Stated task: Copy, from the entries below, each line where the word "text" can be found.

Records supplied:
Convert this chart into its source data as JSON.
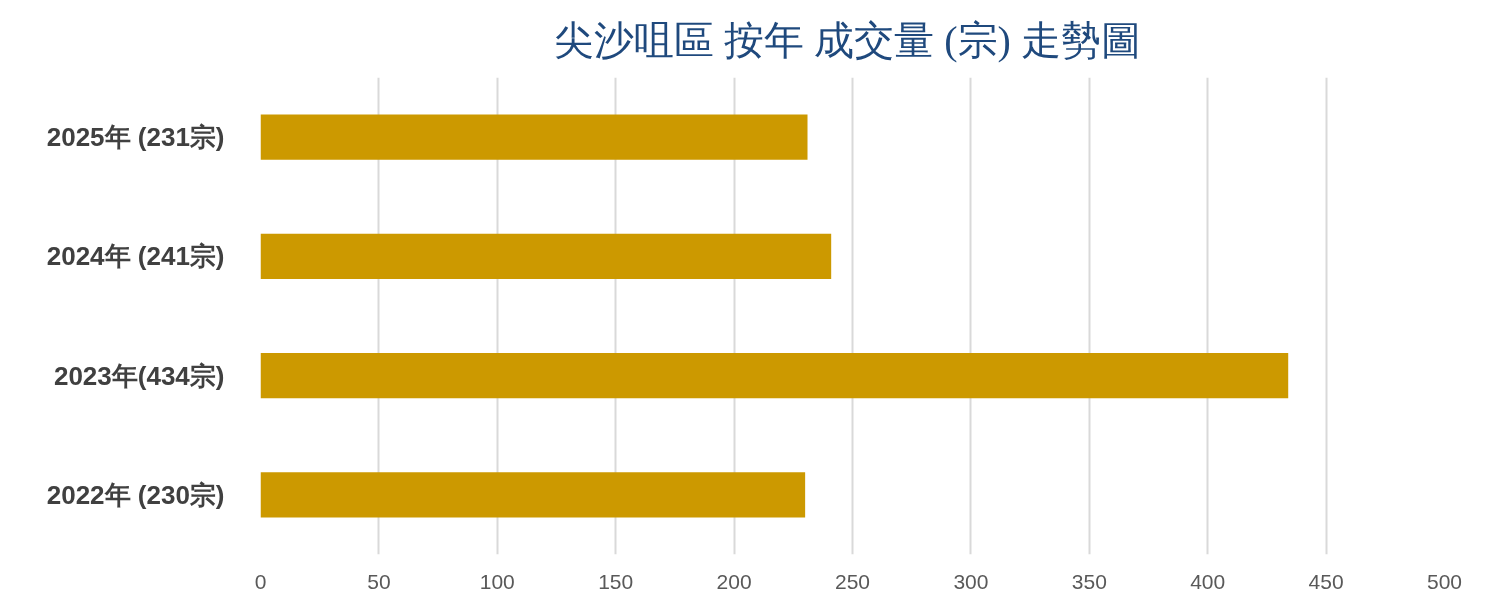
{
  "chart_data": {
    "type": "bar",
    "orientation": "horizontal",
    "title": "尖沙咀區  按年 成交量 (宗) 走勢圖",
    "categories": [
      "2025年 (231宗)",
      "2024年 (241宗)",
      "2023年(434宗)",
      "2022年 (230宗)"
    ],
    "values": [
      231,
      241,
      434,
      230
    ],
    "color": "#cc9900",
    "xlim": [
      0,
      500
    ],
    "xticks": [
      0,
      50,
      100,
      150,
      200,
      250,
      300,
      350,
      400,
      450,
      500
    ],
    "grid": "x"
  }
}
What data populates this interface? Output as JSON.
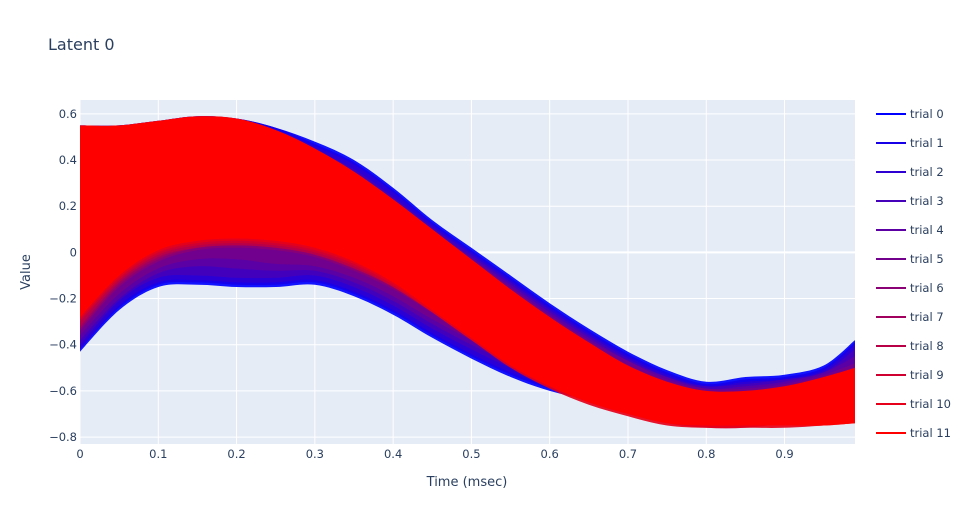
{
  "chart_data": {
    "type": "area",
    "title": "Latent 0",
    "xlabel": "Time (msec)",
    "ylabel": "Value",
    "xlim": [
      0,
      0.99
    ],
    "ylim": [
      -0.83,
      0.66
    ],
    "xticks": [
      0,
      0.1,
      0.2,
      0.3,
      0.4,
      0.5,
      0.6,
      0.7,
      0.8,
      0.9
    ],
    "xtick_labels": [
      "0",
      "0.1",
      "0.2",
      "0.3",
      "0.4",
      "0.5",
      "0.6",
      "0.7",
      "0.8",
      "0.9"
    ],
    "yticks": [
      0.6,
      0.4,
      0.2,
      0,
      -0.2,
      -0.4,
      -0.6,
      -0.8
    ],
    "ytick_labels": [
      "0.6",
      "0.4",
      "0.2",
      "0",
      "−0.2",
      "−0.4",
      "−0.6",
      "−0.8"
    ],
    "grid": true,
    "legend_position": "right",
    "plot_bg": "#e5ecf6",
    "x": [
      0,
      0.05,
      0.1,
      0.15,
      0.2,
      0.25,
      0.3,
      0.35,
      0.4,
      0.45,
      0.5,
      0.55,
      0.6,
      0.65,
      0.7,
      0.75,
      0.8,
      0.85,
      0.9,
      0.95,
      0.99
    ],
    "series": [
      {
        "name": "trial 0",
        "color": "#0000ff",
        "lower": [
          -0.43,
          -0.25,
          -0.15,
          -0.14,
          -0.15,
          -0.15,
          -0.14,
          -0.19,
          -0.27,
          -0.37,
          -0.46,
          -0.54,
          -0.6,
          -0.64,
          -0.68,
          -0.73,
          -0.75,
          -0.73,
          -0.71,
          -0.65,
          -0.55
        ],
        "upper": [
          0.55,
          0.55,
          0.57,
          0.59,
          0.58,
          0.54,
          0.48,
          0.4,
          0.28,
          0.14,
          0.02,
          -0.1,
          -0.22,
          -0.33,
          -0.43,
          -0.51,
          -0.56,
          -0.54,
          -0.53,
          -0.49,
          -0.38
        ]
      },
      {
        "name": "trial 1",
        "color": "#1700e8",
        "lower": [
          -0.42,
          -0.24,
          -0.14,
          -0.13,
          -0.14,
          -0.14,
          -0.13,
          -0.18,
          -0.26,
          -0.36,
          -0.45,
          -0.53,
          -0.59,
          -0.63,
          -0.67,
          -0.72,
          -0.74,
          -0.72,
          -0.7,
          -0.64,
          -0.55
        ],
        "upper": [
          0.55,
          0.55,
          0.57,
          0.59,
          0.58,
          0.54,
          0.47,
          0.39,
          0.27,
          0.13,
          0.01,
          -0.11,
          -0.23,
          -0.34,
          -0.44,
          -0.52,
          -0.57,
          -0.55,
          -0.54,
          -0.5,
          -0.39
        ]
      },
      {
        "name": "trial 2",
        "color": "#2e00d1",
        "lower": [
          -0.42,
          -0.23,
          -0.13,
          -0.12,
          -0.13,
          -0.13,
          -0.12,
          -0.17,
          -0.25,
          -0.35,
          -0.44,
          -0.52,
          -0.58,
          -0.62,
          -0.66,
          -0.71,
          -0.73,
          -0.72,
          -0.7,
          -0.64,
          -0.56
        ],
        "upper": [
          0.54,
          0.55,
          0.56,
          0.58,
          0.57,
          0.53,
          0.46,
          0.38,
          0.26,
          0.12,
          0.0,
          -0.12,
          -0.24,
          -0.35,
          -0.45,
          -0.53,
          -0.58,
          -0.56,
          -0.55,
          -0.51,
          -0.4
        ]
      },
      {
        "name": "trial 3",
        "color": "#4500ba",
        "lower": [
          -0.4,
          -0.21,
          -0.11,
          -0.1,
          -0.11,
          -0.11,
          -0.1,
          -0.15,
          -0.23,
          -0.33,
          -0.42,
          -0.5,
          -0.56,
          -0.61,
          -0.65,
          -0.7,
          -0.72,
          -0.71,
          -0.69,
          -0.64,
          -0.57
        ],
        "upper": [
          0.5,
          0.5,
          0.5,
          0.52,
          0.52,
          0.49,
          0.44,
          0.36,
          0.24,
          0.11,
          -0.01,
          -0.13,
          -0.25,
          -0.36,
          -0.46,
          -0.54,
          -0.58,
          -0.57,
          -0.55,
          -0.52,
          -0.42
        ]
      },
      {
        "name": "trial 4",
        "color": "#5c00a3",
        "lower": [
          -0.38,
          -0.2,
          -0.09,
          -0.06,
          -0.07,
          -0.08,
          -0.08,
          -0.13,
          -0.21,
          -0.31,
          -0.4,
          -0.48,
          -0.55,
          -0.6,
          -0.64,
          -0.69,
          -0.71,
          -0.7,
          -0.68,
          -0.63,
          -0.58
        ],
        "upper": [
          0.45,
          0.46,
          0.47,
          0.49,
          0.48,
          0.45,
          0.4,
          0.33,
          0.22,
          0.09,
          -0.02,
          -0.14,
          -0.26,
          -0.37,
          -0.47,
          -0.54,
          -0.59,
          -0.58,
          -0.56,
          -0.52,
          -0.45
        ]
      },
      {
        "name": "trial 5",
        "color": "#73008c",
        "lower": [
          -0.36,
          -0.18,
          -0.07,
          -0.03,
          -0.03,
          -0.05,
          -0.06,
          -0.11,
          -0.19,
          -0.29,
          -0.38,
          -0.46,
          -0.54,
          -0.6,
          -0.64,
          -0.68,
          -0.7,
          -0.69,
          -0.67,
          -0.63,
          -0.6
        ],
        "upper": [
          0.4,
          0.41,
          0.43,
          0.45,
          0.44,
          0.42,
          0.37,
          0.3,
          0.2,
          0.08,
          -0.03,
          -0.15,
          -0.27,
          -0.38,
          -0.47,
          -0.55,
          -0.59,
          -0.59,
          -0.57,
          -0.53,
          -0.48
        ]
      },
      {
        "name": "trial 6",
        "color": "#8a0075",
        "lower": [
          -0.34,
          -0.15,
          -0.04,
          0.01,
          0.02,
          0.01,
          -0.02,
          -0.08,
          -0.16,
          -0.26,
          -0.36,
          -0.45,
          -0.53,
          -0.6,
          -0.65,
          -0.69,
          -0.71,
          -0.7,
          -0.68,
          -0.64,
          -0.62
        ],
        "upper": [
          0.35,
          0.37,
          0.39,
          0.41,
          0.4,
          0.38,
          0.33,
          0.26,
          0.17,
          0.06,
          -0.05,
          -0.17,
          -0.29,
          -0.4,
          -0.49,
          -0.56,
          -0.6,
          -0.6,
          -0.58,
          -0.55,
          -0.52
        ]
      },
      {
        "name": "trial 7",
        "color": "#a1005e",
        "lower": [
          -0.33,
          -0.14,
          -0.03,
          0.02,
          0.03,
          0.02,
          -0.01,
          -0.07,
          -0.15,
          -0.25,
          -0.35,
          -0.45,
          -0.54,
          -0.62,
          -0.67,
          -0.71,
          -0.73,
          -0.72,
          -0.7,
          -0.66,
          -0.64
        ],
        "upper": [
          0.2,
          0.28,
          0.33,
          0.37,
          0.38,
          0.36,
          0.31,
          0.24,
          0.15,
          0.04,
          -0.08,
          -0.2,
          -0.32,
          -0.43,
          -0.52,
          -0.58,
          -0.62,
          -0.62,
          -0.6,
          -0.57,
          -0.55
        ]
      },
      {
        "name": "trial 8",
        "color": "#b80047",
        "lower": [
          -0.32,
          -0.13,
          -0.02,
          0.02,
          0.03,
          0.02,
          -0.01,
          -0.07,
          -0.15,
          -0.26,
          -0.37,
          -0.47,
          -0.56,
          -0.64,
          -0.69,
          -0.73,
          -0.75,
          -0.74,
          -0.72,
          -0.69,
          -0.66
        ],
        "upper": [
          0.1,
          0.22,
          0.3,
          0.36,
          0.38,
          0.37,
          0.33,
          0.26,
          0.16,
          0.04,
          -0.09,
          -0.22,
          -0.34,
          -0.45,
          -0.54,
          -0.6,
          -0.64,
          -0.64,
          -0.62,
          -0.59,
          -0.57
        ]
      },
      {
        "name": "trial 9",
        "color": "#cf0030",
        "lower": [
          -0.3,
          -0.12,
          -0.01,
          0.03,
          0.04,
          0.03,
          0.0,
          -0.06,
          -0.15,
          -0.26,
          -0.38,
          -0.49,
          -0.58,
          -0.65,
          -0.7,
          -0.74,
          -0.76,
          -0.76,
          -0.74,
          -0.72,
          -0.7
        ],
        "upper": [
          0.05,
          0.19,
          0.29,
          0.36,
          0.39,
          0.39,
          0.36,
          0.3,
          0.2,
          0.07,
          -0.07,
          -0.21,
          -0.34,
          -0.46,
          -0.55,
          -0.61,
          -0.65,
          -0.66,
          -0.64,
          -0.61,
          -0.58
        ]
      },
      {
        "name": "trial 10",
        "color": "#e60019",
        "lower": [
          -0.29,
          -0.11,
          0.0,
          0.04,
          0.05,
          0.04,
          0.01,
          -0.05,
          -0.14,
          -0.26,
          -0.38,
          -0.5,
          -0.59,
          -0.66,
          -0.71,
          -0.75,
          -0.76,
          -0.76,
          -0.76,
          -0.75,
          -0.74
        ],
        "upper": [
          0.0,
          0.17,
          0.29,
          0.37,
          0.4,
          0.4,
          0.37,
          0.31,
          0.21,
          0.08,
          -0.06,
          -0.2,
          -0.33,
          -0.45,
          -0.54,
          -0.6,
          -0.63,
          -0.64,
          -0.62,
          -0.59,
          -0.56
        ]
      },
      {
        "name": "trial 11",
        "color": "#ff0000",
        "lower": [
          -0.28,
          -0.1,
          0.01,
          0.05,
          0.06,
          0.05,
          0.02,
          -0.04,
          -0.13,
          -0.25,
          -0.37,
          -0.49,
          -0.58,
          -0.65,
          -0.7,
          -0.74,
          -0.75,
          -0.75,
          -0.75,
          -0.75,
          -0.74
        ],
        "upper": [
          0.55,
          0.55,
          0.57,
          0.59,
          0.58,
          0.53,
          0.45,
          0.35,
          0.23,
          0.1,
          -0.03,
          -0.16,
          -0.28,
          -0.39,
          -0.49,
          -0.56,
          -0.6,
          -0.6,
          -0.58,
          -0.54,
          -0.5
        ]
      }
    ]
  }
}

--

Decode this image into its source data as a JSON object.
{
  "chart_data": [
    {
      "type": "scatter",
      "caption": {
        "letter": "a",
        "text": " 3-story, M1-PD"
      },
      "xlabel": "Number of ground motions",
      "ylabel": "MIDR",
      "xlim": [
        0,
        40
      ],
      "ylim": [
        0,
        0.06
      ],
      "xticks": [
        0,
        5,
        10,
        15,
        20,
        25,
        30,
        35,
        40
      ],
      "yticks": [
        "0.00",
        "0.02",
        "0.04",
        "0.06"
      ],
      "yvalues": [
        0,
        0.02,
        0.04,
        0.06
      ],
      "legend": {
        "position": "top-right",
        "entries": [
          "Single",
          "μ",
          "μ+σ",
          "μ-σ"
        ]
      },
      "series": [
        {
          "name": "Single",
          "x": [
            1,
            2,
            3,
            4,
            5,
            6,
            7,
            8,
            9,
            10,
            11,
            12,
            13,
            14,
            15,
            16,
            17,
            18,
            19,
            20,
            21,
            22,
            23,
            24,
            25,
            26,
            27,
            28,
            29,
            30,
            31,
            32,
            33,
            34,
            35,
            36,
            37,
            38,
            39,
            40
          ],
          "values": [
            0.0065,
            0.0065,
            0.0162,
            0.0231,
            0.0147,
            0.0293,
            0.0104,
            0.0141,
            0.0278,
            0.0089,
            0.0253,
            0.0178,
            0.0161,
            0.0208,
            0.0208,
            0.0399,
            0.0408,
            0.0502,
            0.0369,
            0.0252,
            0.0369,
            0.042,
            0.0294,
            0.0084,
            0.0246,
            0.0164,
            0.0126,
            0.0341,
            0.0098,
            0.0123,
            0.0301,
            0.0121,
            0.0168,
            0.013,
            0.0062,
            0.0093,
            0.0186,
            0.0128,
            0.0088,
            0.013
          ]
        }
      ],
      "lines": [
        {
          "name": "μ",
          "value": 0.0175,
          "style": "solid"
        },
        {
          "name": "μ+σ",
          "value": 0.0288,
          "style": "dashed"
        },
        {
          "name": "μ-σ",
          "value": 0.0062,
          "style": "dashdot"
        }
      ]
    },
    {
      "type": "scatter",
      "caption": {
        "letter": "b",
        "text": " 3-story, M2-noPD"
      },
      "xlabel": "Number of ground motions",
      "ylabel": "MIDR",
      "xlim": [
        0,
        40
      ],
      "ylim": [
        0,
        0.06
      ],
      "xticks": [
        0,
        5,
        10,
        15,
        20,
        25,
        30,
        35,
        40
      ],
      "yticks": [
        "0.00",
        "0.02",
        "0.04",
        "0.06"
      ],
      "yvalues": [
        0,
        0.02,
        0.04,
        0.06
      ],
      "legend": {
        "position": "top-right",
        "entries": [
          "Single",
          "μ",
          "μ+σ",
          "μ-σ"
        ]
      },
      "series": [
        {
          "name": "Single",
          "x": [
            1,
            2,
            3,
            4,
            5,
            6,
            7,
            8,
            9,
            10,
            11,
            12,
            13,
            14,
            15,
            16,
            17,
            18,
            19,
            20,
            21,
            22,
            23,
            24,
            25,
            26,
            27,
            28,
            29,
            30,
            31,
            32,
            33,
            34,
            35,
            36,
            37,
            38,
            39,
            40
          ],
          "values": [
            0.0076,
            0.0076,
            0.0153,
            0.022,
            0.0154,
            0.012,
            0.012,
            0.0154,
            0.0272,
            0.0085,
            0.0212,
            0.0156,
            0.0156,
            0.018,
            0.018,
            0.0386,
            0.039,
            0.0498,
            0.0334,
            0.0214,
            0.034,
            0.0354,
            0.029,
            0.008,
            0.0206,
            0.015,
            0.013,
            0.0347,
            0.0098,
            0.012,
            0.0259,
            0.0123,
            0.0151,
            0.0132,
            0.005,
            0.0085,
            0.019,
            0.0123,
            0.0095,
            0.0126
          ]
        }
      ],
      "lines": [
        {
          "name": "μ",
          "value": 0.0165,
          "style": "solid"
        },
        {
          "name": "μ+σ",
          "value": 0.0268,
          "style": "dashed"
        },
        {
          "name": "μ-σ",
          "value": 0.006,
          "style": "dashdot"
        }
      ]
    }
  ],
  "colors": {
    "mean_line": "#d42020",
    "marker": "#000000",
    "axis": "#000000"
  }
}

Result for this task:
        "text": " 3-story, M1-PD"
        "text": " 3-story, M2-noPD"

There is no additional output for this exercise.